Work to do ::
Note how many lines include the word "ShowingTime", and give that number by itself.

══════════

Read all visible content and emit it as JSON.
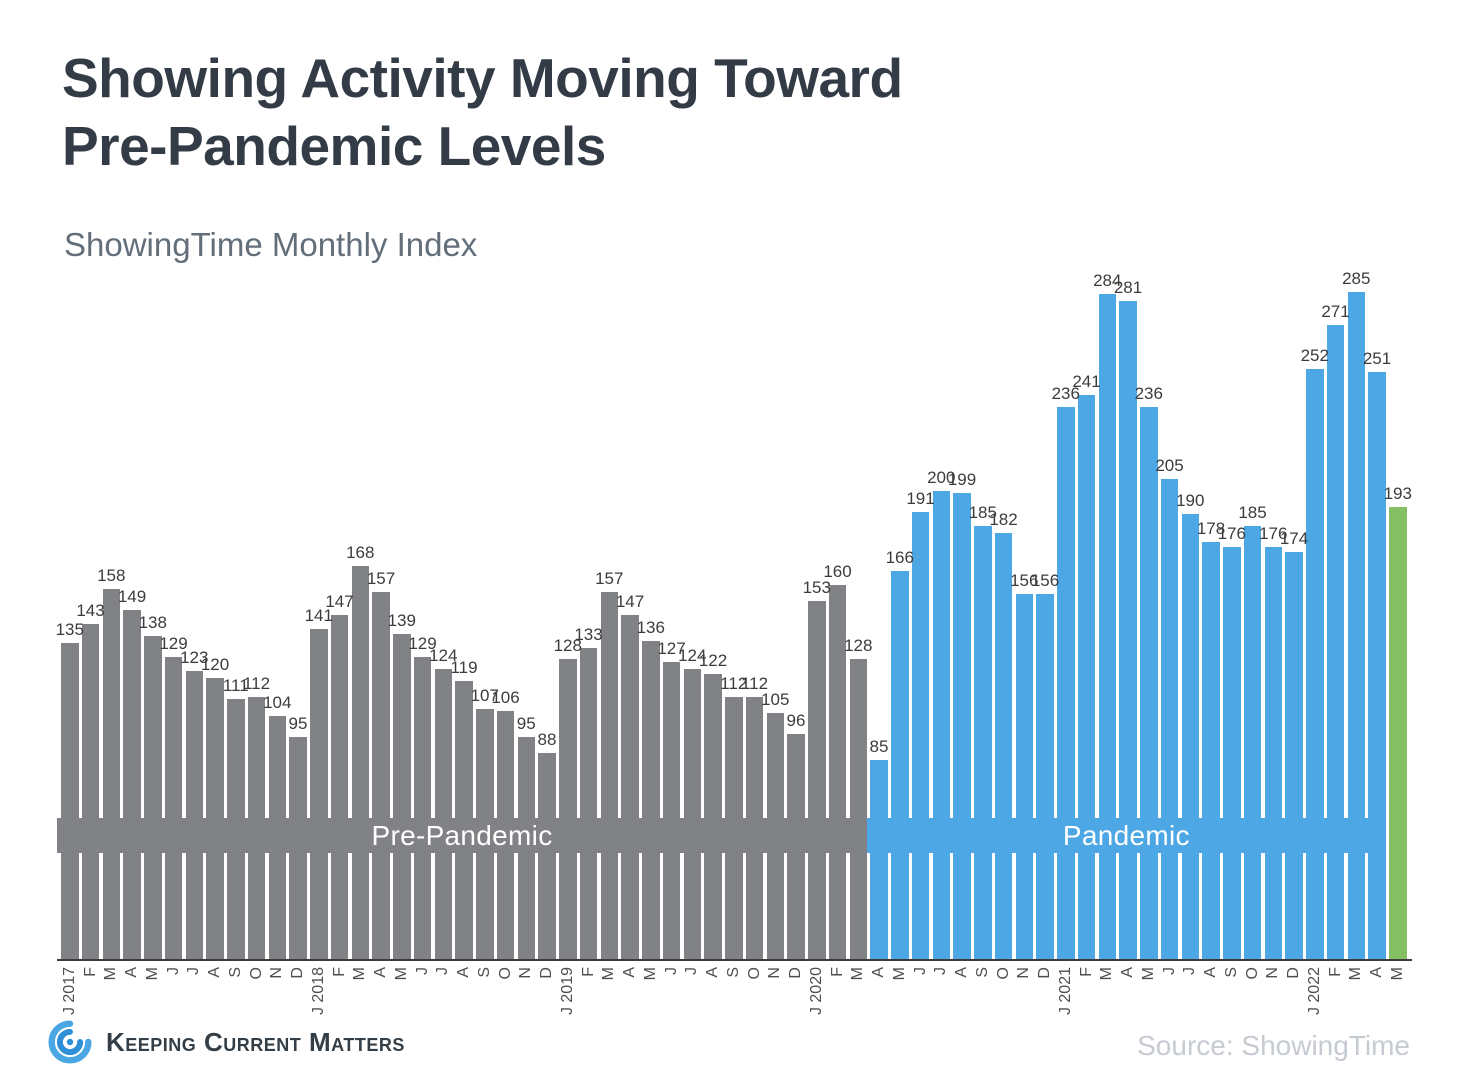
{
  "title": {
    "line1": "Showing Activity Moving Toward",
    "line2": "Pre-Pandemic Levels"
  },
  "subtitle": "ShowingTime Monthly Index",
  "chart_data": {
    "type": "bar",
    "title": "Showing Activity Moving Toward Pre-Pandemic Levels",
    "subtitle": "ShowingTime Monthly Index",
    "ylim": [
      0,
      300
    ],
    "grid": false,
    "value_labels": "above each bar",
    "x_tick_rotation": -90,
    "categories": [
      "J 2017",
      "F",
      "M",
      "A",
      "M",
      "J",
      "J",
      "A",
      "S",
      "O",
      "N",
      "D",
      "J 2018",
      "F",
      "M",
      "A",
      "M",
      "J",
      "J",
      "A",
      "S",
      "O",
      "N",
      "D",
      "J 2019",
      "F",
      "M",
      "A",
      "M",
      "J",
      "J",
      "A",
      "S",
      "O",
      "N",
      "D",
      "J 2020",
      "F",
      "M",
      "A",
      "M",
      "J",
      "J",
      "A",
      "S",
      "O",
      "N",
      "D",
      "J 2021",
      "F",
      "M",
      "A",
      "M",
      "J",
      "J",
      "A",
      "S",
      "O",
      "N",
      "D",
      "J 2022",
      "F",
      "M",
      "A",
      "M"
    ],
    "values": [
      135,
      143,
      158,
      149,
      138,
      129,
      123,
      120,
      111,
      112,
      104,
      95,
      141,
      147,
      168,
      157,
      139,
      129,
      124,
      119,
      107,
      106,
      95,
      88,
      128,
      133,
      157,
      147,
      136,
      127,
      124,
      122,
      112,
      112,
      105,
      96,
      153,
      160,
      128,
      85,
      166,
      191,
      200,
      199,
      185,
      182,
      156,
      156,
      236,
      241,
      284,
      281,
      236,
      205,
      190,
      178,
      176,
      185,
      176,
      174,
      252,
      271,
      285,
      251,
      193
    ],
    "phases": [
      "pre",
      "pre",
      "pre",
      "pre",
      "pre",
      "pre",
      "pre",
      "pre",
      "pre",
      "pre",
      "pre",
      "pre",
      "pre",
      "pre",
      "pre",
      "pre",
      "pre",
      "pre",
      "pre",
      "pre",
      "pre",
      "pre",
      "pre",
      "pre",
      "pre",
      "pre",
      "pre",
      "pre",
      "pre",
      "pre",
      "pre",
      "pre",
      "pre",
      "pre",
      "pre",
      "pre",
      "pre",
      "pre",
      "pre",
      "pandemic",
      "pandemic",
      "pandemic",
      "pandemic",
      "pandemic",
      "pandemic",
      "pandemic",
      "pandemic",
      "pandemic",
      "pandemic",
      "pandemic",
      "pandemic",
      "pandemic",
      "pandemic",
      "pandemic",
      "pandemic",
      "pandemic",
      "pandemic",
      "pandemic",
      "pandemic",
      "pandemic",
      "pandemic",
      "pandemic",
      "pandemic",
      "pandemic",
      "latest"
    ],
    "colors": {
      "pre": "#808285",
      "pandemic": "#4DA7E4",
      "latest": "#84C063"
    },
    "segments": [
      {
        "label": "Pre-Pandemic",
        "phase": "pre"
      },
      {
        "label": "Pandemic",
        "phase": "pandemic"
      }
    ]
  },
  "footer": {
    "brand": "Keeping Current Matters",
    "logo": "kcm-swirl-logo",
    "source": "Source: ShowingTime"
  }
}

══════════

Task solution ::
3